Aim of the task —
Count every line below that contains "title", then state the total with no other output.

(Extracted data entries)
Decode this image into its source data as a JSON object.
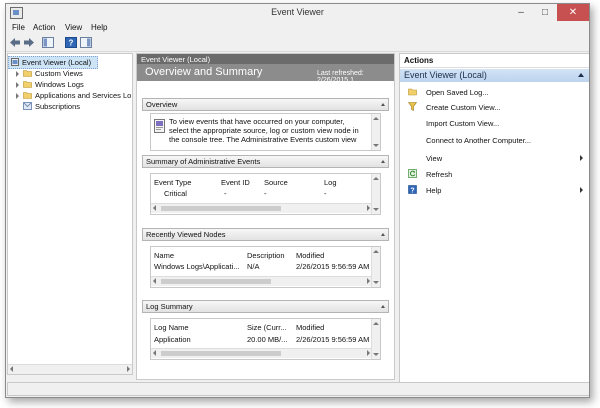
{
  "window": {
    "title": "Event Viewer"
  },
  "menu": [
    "File",
    "Action",
    "View",
    "Help"
  ],
  "tree": [
    {
      "label": "Event Viewer (Local)",
      "selected": true,
      "expandable": false,
      "indent": 0
    },
    {
      "label": "Custom Views",
      "selected": false,
      "expandable": true,
      "indent": 1
    },
    {
      "label": "Windows Logs",
      "selected": false,
      "expandable": true,
      "indent": 1
    },
    {
      "label": "Applications and Services Lo",
      "selected": false,
      "expandable": true,
      "indent": 1
    },
    {
      "label": "Subscriptions",
      "selected": false,
      "expandable": false,
      "indent": 1
    }
  ],
  "center": {
    "header": "Event Viewer (Local)",
    "title": "Overview and Summary",
    "last_refreshed": "Last refreshed: 2/26/2015 1..."
  },
  "overview": {
    "heading": "Overview",
    "text_lines": [
      "To view events that have occurred on your computer,",
      "select the appropriate source, log or custom view node in",
      "the console tree. The Administrative Events custom view"
    ]
  },
  "admin_events": {
    "heading": "Summary of Administrative Events",
    "columns": [
      "Event Type",
      "Event ID",
      "Source",
      "Log"
    ],
    "rows": [
      [
        "Critical",
        "-",
        "-",
        "-"
      ]
    ]
  },
  "recent_nodes": {
    "heading": "Recently Viewed Nodes",
    "columns": [
      "Name",
      "Description",
      "Modified"
    ],
    "rows": [
      [
        "Windows Logs\\Applicati...",
        "N/A",
        "2/26/2015 9:56:59 AM"
      ]
    ]
  },
  "log_summary": {
    "heading": "Log Summary",
    "columns": [
      "Log Name",
      "Size (Curr...",
      "Modified"
    ],
    "rows": [
      [
        "Application",
        "20.00 MB/...",
        "2/26/2015 9:56:59 AM"
      ]
    ]
  },
  "actions": {
    "heading": "Actions",
    "group": "Event Viewer (Local)",
    "items": [
      {
        "label": "Open Saved Log...",
        "icon": "folder-icon",
        "submenu": false
      },
      {
        "label": "Create Custom View...",
        "icon": "filter-icon",
        "submenu": false
      },
      {
        "label": "Import Custom View...",
        "icon": "",
        "submenu": false
      },
      {
        "label": "Connect to Another Computer...",
        "icon": "",
        "submenu": false
      },
      {
        "label": "View",
        "icon": "",
        "submenu": true
      },
      {
        "label": "Refresh",
        "icon": "refresh-icon",
        "submenu": false
      },
      {
        "label": "Help",
        "icon": "help-icon",
        "submenu": true
      }
    ]
  },
  "colors": {
    "close_button": "#c75050",
    "center_header": "#6b6b6b",
    "center_band": "#8c8c8c",
    "actions_band": "#c7daf1",
    "selection": "#cde4f7"
  }
}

In response —
2